[Chart and figure data]
^^^^^^^^^^^^^^^^
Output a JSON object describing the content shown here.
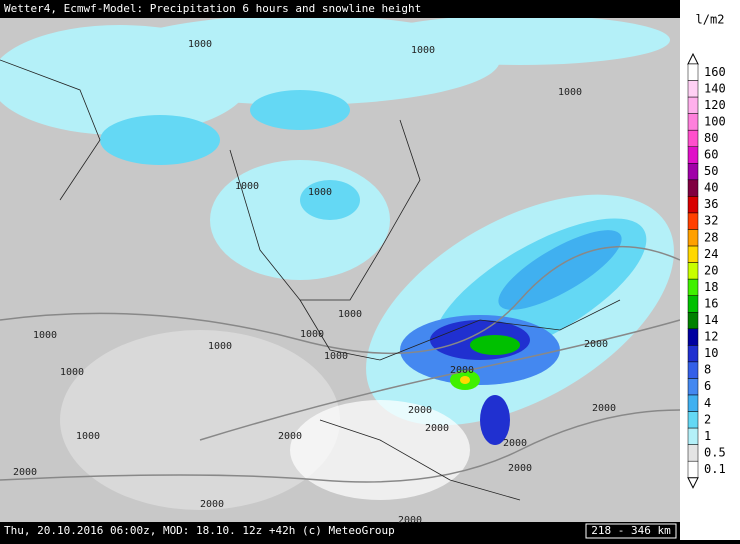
{
  "title": "Wetter4, Ecmwf-Model: Precipitation 6 hours and snowline height",
  "footer": "Thu, 20.10.2016 06:00z, MOD: 18.10. 12z +42h (c) MeteoGroup",
  "scale": "218 - 346 km",
  "legend": {
    "unit": "l/m2",
    "items": [
      {
        "label": "160",
        "color": "#ffffff"
      },
      {
        "label": "140",
        "color": "#ffd0f4"
      },
      {
        "label": "120",
        "color": "#ffb0ec"
      },
      {
        "label": "100",
        "color": "#ff80dc"
      },
      {
        "label": "80",
        "color": "#ff50cc"
      },
      {
        "label": "60",
        "color": "#e010c8"
      },
      {
        "label": "50",
        "color": "#a000a8"
      },
      {
        "label": "40",
        "color": "#800040"
      },
      {
        "label": "36",
        "color": "#d80000"
      },
      {
        "label": "32",
        "color": "#ff4000"
      },
      {
        "label": "28",
        "color": "#ffa000"
      },
      {
        "label": "24",
        "color": "#ffd800"
      },
      {
        "label": "20",
        "color": "#c8ff00"
      },
      {
        "label": "18",
        "color": "#40f000"
      },
      {
        "label": "16",
        "color": "#00c000"
      },
      {
        "label": "14",
        "color": "#008000"
      },
      {
        "label": "12",
        "color": "#0000a0"
      },
      {
        "label": "10",
        "color": "#2030d0"
      },
      {
        "label": "8",
        "color": "#3460e8"
      },
      {
        "label": "6",
        "color": "#4488f0"
      },
      {
        "label": "4",
        "color": "#40b0f0"
      },
      {
        "label": "2",
        "color": "#64d8f4"
      },
      {
        "label": "1",
        "color": "#b4f0f8"
      },
      {
        "label": "0.5",
        "color": "#e4e4e4"
      },
      {
        "label": "0.1",
        "color": "#ffffff"
      }
    ]
  },
  "contour_labels": [
    "1000",
    "1000",
    "1000",
    "1000",
    "1000",
    "1000",
    "1000",
    "1000",
    "1000",
    "1000",
    "1000",
    "1000",
    "2000",
    "2000",
    "2000",
    "2000",
    "2000",
    "2000",
    "2000",
    "2000",
    "2000",
    "2000",
    "2000"
  ]
}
^^^^^^^^^^^^^^^^
- _WHAT IS NEEDED_
Write out the listing above exactly as it stands, pictures excluded.

- _ANSWER TO THE TASK_
Output a JSON object describing the content shown here.
{
  "title": "Wetter4, Ecmwf-Model: Precipitation 6 hours and snowline height",
  "footer": "Thu, 20.10.2016 06:00z, MOD: 18.10. 12z +42h (c) MeteoGroup",
  "scale": "218 - 346 km",
  "legend": {
    "unit": "l/m2",
    "items": [
      {
        "label": "160",
        "color": "#ffffff"
      },
      {
        "label": "140",
        "color": "#ffd0f4"
      },
      {
        "label": "120",
        "color": "#ffb0ec"
      },
      {
        "label": "100",
        "color": "#ff80dc"
      },
      {
        "label": "80",
        "color": "#ff50cc"
      },
      {
        "label": "60",
        "color": "#e010c8"
      },
      {
        "label": "50",
        "color": "#a000a8"
      },
      {
        "label": "40",
        "color": "#800040"
      },
      {
        "label": "36",
        "color": "#d80000"
      },
      {
        "label": "32",
        "color": "#ff4000"
      },
      {
        "label": "28",
        "color": "#ffa000"
      },
      {
        "label": "24",
        "color": "#ffd800"
      },
      {
        "label": "20",
        "color": "#c8ff00"
      },
      {
        "label": "18",
        "color": "#40f000"
      },
      {
        "label": "16",
        "color": "#00c000"
      },
      {
        "label": "14",
        "color": "#008000"
      },
      {
        "label": "12",
        "color": "#0000a0"
      },
      {
        "label": "10",
        "color": "#2030d0"
      },
      {
        "label": "8",
        "color": "#3460e8"
      },
      {
        "label": "6",
        "color": "#4488f0"
      },
      {
        "label": "4",
        "color": "#40b0f0"
      },
      {
        "label": "2",
        "color": "#64d8f4"
      },
      {
        "label": "1",
        "color": "#b4f0f8"
      },
      {
        "label": "0.5",
        "color": "#e4e4e4"
      },
      {
        "label": "0.1",
        "color": "#ffffff"
      }
    ]
  },
  "contour_labels": [
    "1000",
    "1000",
    "1000",
    "1000",
    "1000",
    "1000",
    "1000",
    "1000",
    "1000",
    "1000",
    "1000",
    "1000",
    "2000",
    "2000",
    "2000",
    "2000",
    "2000",
    "2000",
    "2000",
    "2000",
    "2000",
    "2000",
    "2000"
  ]
}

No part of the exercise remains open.